## The request
Repeat every entry word for word, skipping the pictures.

## Data excerpts
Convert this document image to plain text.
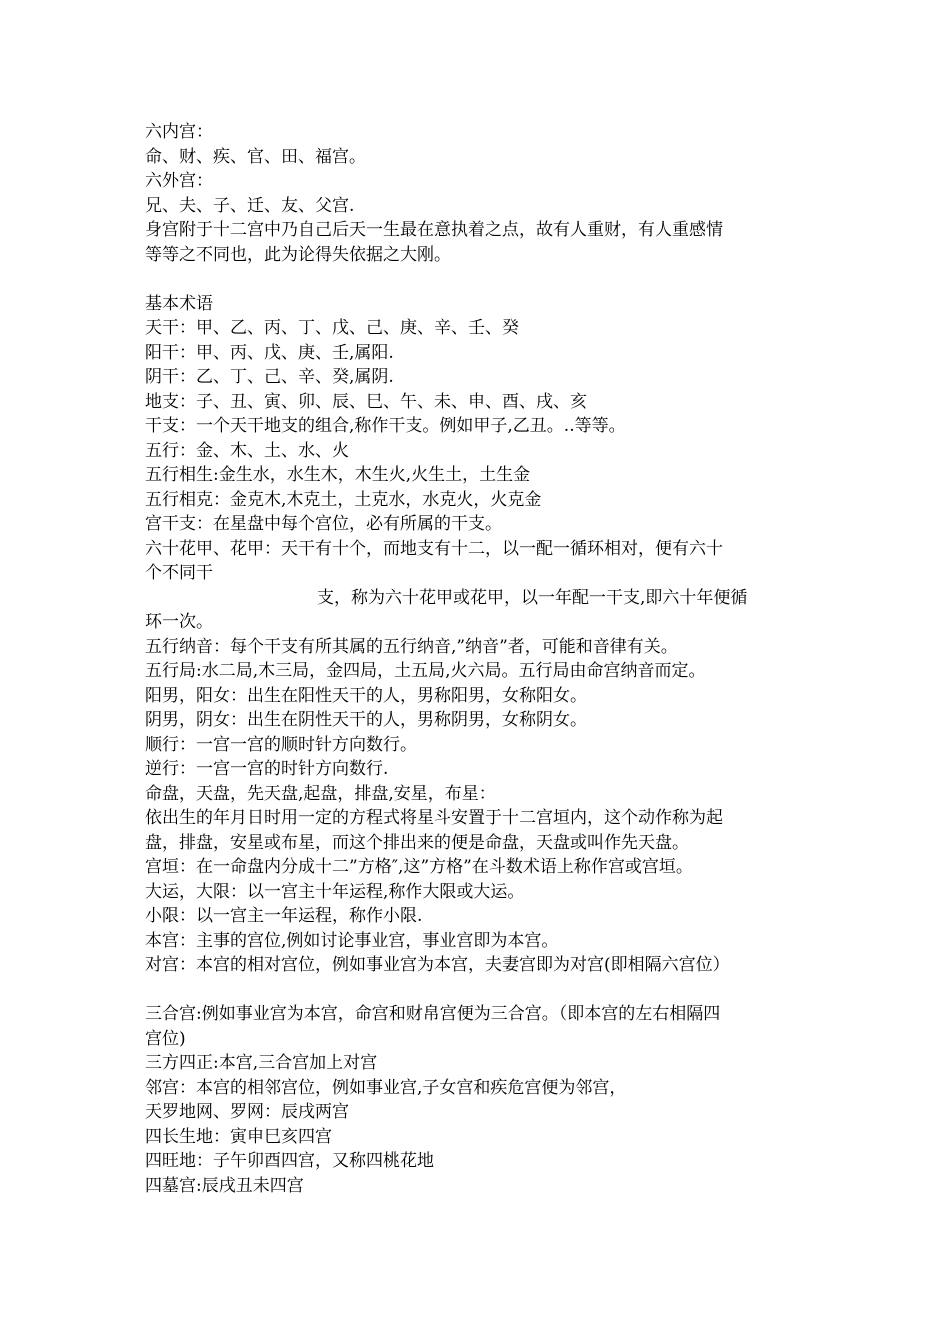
六内宫：
命、财、疾、官、田、福宫。
六外宫：
兄、夫、子、迁、友、父宫.
身宫附于十二宫中乃自己后天一生最在意执着之点，故有人重财，有人重感情
等等之不同也，此为论得失依据之大刚。
基本术语
天干：甲、乙、丙、丁、戊、己、庚、辛、壬、癸
阳干：甲、丙、戊、庚、壬,属阳.
阴干：乙、丁、己、辛、癸,属阴.
地支：子、丑、寅、卯、辰、巳、午、未、申、酉、戌、亥
干支：一个天干地支的组合,称作干支。例如甲子,乙丑。..等等。
五行：金、木、土、水、火
五行相生:金生水，水生木，木生火,火生土，土生金
五行相克：金克木,木克土，土克水，水克火，火克金
宫干支：在星盘中每个宫位，必有所属的干支。
六十花甲、花甲：天干有十个，而地支有十二，以一配一循环相对，便有六十
个不同干
支，称为六十花甲或花甲，以一年配一干支,即六十年便循
环一次。
五行纳音：每个干支有所其属的五行纳音,”纳音”者，可能和音律有关。
五行局:水二局,木三局，金四局，土五局,火六局。五行局由命宫纳音而定。
阳男，阳女：出生在阳性天干的人，男称阳男，女称阳女。
阴男，阴女：出生在阴性天干的人，男称阴男，女称阴女。
顺行：一宫一宫的顺时针方向数行。
逆行：一宫一宫的时针方向数行.
命盘，天盘，先天盘,起盘，排盘,安星，布星：
依出生的年月日时用一定的方程式将星斗安置于十二宫垣内，这个动作称为起
盘，排盘，安星或布星，而这个排出来的便是命盘，天盘或叫作先天盘。
宫垣：在一命盘内分成十二”方格″,这”方格”在斗数术语上称作宫或宫垣。
大运，大限：以一宫主十年运程,称作大限或大运。
小限：以一宫主一年运程，称作小限.
本宫：主事的宫位,例如讨论事业宫，事业宫即为本宫。
对宫：本宫的相对宫位，例如事业宫为本宫，夫妻宫即为对宫(即相隔六宫位）
三合宫:例如事业宫为本宫，命宫和财帛宫便为三合宫。（即本宫的左右相隔四
宫位)
三方四正:本宫,三合宫加上对宫
邻宫：本宫的相邻宫位，例如事业宫,子女宫和疾危宫便为邻宫，
天罗地网、罗网：辰戌两宫
四长生地：寅申巳亥四宫
四旺地：子午卯酉四宫，又称四桃花地
四墓宫:辰戌丑未四宫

## Final result
Convert this document image to plain text.
六内宫：
命、财、疾、官、田、福宫。
六外宫：
兄、夫、子、迁、友、父宫.
身宫附于十二宫中乃自己后天一生最在意执着之点，故有人重财，有人重感情
等等之不同也，此为论得失依据之大刚。
基本术语
天干：甲、乙、丙、丁、戊、己、庚、辛、壬、癸
阳干：甲、丙、戊、庚、壬,属阳.
阴干：乙、丁、己、辛、癸,属阴.
地支：子、丑、寅、卯、辰、巳、午、未、申、酉、戌、亥
干支：一个天干地支的组合,称作干支。例如甲子,乙丑。..等等。
五行：金、木、土、水、火
五行相生:金生水，水生木，木生火,火生土，土生金
五行相克：金克木,木克土，土克水，水克火，火克金
宫干支：在星盘中每个宫位，必有所属的干支。
六十花甲、花甲：天干有十个，而地支有十二，以一配一循环相对，便有六十
个不同干
支，称为六十花甲或花甲，以一年配一干支,即六十年便循
环一次。
五行纳音：每个干支有所其属的五行纳音,”纳音”者，可能和音律有关。
五行局:水二局,木三局，金四局，土五局,火六局。五行局由命宫纳音而定。
阳男，阳女：出生在阳性天干的人，男称阳男，女称阳女。
阴男，阴女：出生在阴性天干的人，男称阴男，女称阴女。
顺行：一宫一宫的顺时针方向数行。
逆行：一宫一宫的时针方向数行.
命盘，天盘，先天盘,起盘，排盘,安星，布星：
依出生的年月日时用一定的方程式将星斗安置于十二宫垣内，这个动作称为起
盘，排盘，安星或布星，而这个排出来的便是命盘，天盘或叫作先天盘。
宫垣：在一命盘内分成十二”方格″,这”方格”在斗数术语上称作宫或宫垣。
大运，大限：以一宫主十年运程,称作大限或大运。
小限：以一宫主一年运程，称作小限.
本宫：主事的宫位,例如讨论事业宫，事业宫即为本宫。
对宫：本宫的相对宫位，例如事业宫为本宫，夫妻宫即为对宫(即相隔六宫位）
三合宫:例如事业宫为本宫，命宫和财帛宫便为三合宫。（即本宫的左右相隔四
宫位)
三方四正:本宫,三合宫加上对宫
邻宫：本宫的相邻宫位，例如事业宫,子女宫和疾危宫便为邻宫，
天罗地网、罗网：辰戌两宫
四长生地：寅申巳亥四宫
四旺地：子午卯酉四宫，又称四桃花地
四墓宫:辰戌丑未四宫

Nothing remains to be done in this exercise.